--- start RECORD EXCERPTS ---
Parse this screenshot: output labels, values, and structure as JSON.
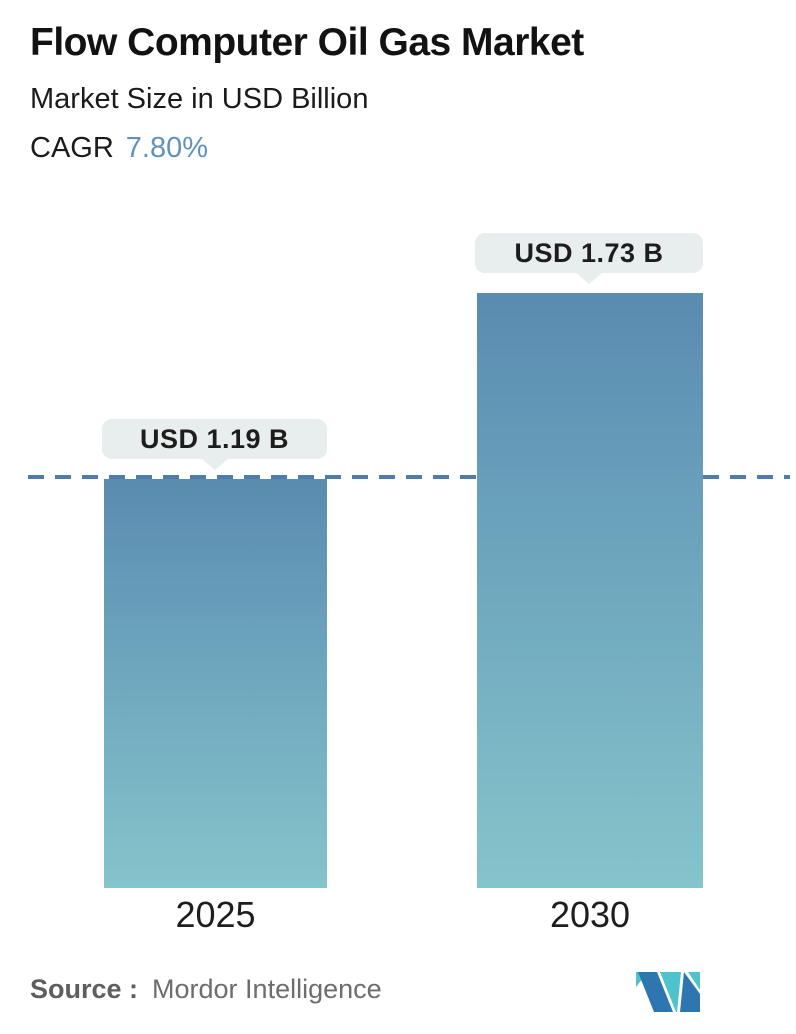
{
  "header": {
    "title": "Flow Computer Oil Gas Market",
    "subtitle": "Market Size in USD Billion",
    "cagr_label": "CAGR",
    "cagr_value": "7.80%"
  },
  "chart_data": {
    "type": "bar",
    "title": "Flow Computer Oil Gas Market",
    "subtitle": "Market Size in USD Billion",
    "cagr": "7.80%",
    "unit": "USD Billion",
    "categories": [
      "2025",
      "2030"
    ],
    "values": [
      1.19,
      1.73
    ],
    "value_labels": [
      "USD 1.19 B",
      "USD 1.73 B"
    ],
    "ylim": [
      0,
      1.9
    ],
    "grid": "off",
    "legend": "none",
    "reference_line": {
      "value": 1.19,
      "style": "dashed",
      "color": "#4e7dab"
    },
    "bar_gradient_top": "#5a8bb0",
    "bar_gradient_bottom": "#85c4cb",
    "tooltip_bg": "#e8eded",
    "accent_blue": "#5f92bd"
  },
  "footer": {
    "source_label": "Source :",
    "source_value": "Mordor Intelligence",
    "logo_name": "mordor-intelligence-logo",
    "logo_teal": "#4fc3cb",
    "logo_blue": "#2d76af"
  }
}
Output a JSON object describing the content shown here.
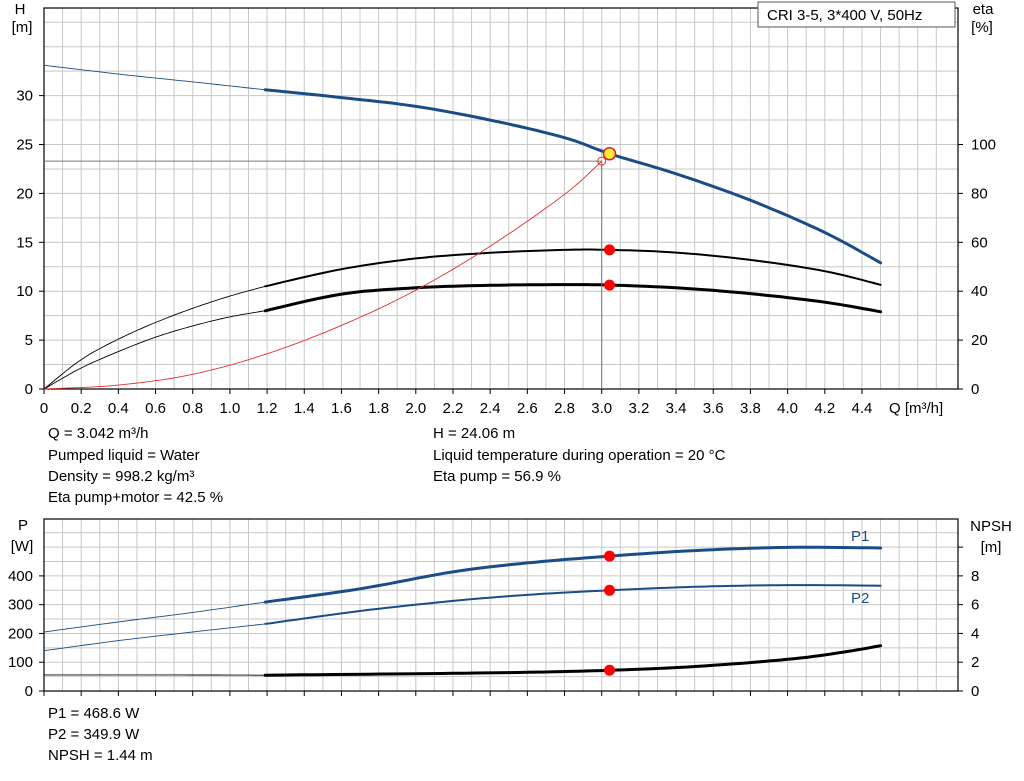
--- end RECORD EXCERPTS ---
- _WRITTEN REQUEST_:
Transcribe the records verbatim and omit the images.

- _FINAL RESULT_:
Parse this screenshot: output labels, values, and structure as JSON.
{
  "header": {
    "title": "Flow Computer Oil Gas Market",
    "subtitle": "Market Size in USD Billion",
    "cagr_label": "CAGR",
    "cagr_value": "7.80%"
  },
  "chart_data": {
    "type": "bar",
    "title": "Flow Computer Oil Gas Market",
    "subtitle": "Market Size in USD Billion",
    "cagr": "7.80%",
    "unit": "USD Billion",
    "categories": [
      "2025",
      "2030"
    ],
    "values": [
      1.19,
      1.73
    ],
    "value_labels": [
      "USD 1.19 B",
      "USD 1.73 B"
    ],
    "ylim": [
      0,
      1.9
    ],
    "grid": "off",
    "legend": "none",
    "reference_line": {
      "value": 1.19,
      "style": "dashed",
      "color": "#4e7dab"
    },
    "bar_gradient_top": "#5a8bb0",
    "bar_gradient_bottom": "#85c4cb",
    "tooltip_bg": "#e8eded",
    "accent_blue": "#5f92bd"
  },
  "footer": {
    "source_label": "Source :",
    "source_value": "Mordor Intelligence",
    "logo_name": "mordor-intelligence-logo",
    "logo_teal": "#4fc3cb",
    "logo_blue": "#2d76af"
  }
}
Output a JSON object describing the content shown here.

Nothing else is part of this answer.